§ Aim:
Of the lines in these entries, how many contain the string "group"? Give the number and nothing else.

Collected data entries

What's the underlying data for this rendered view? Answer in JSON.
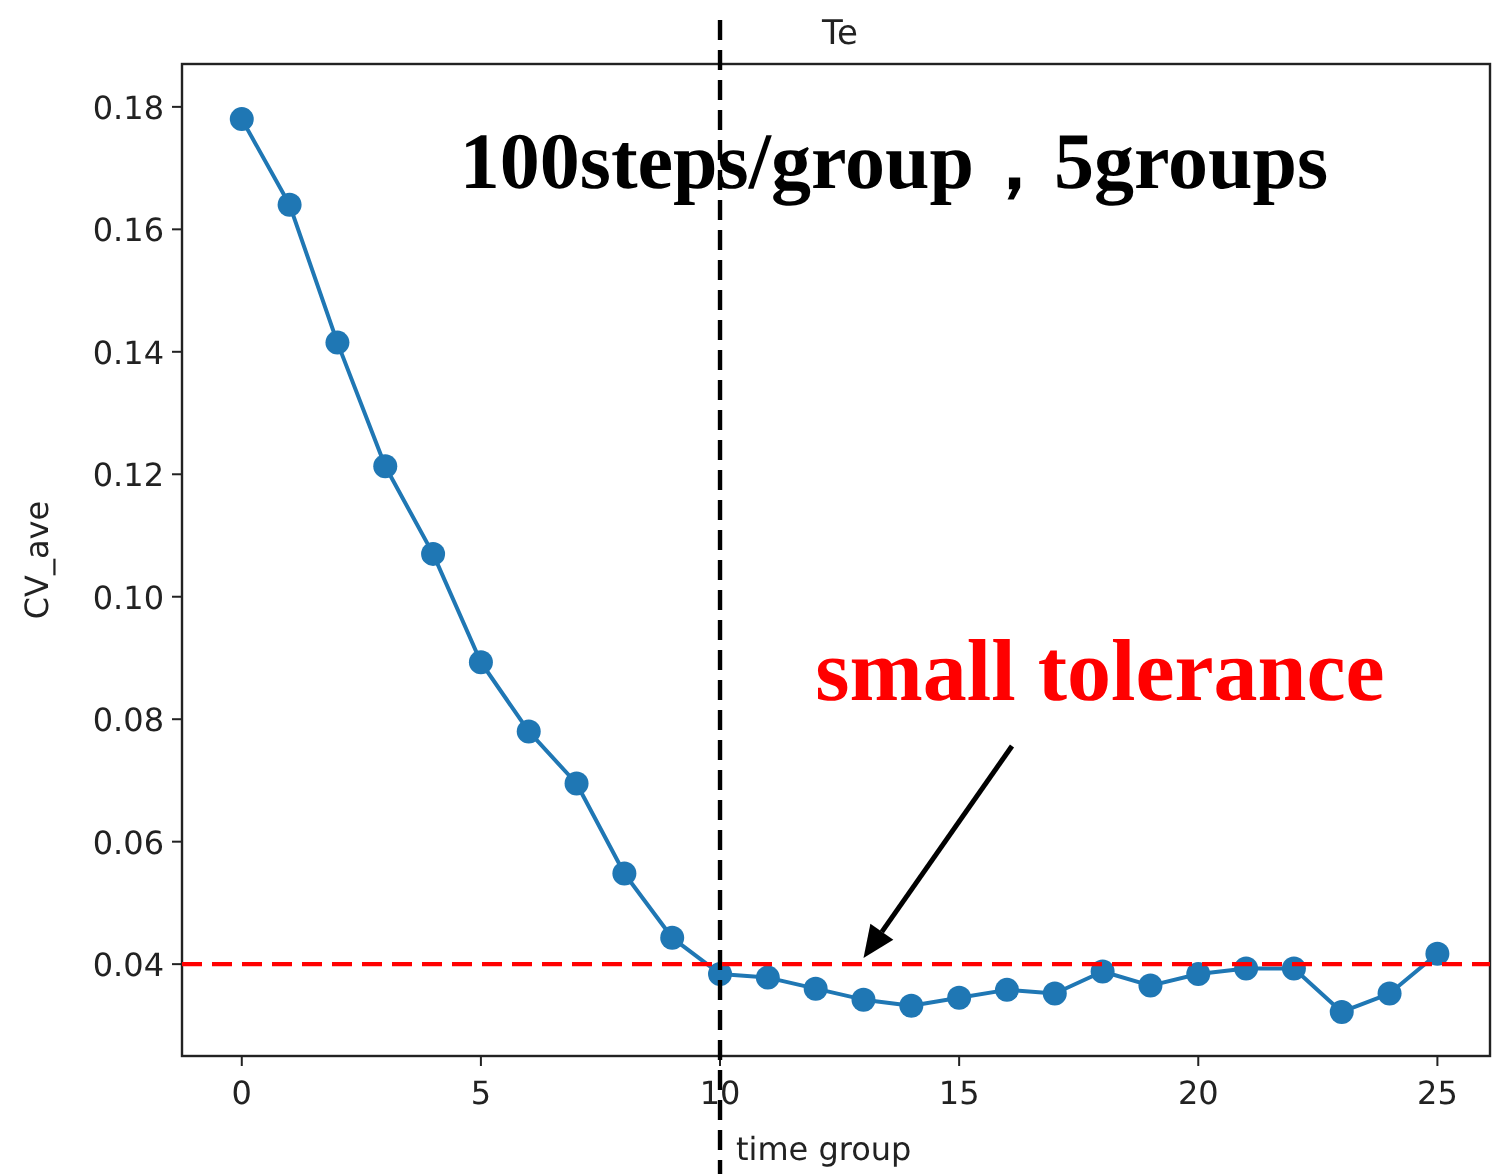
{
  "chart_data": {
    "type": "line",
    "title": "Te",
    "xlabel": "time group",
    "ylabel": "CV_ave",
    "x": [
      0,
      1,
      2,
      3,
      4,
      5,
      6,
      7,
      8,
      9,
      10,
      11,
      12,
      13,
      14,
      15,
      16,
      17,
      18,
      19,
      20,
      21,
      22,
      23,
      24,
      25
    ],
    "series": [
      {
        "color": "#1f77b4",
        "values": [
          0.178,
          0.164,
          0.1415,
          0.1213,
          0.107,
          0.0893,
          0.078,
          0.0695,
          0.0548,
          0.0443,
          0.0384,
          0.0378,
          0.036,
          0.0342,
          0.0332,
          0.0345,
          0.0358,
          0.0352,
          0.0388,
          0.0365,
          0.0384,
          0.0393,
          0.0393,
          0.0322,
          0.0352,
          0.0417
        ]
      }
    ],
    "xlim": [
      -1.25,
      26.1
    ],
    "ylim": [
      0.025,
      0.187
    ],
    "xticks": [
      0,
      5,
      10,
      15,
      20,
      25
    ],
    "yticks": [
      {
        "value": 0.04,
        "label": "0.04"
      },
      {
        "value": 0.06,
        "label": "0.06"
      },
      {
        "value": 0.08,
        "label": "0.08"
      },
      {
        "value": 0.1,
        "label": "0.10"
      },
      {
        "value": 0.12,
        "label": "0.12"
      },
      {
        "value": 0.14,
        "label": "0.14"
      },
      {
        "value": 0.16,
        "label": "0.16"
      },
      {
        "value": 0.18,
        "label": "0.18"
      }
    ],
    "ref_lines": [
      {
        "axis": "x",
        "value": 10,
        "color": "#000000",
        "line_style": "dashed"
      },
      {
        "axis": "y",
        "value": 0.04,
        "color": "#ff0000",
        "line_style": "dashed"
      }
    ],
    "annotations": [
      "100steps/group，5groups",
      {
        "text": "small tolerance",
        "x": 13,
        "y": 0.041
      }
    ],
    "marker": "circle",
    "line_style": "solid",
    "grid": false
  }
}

§ Answer to the problem:
2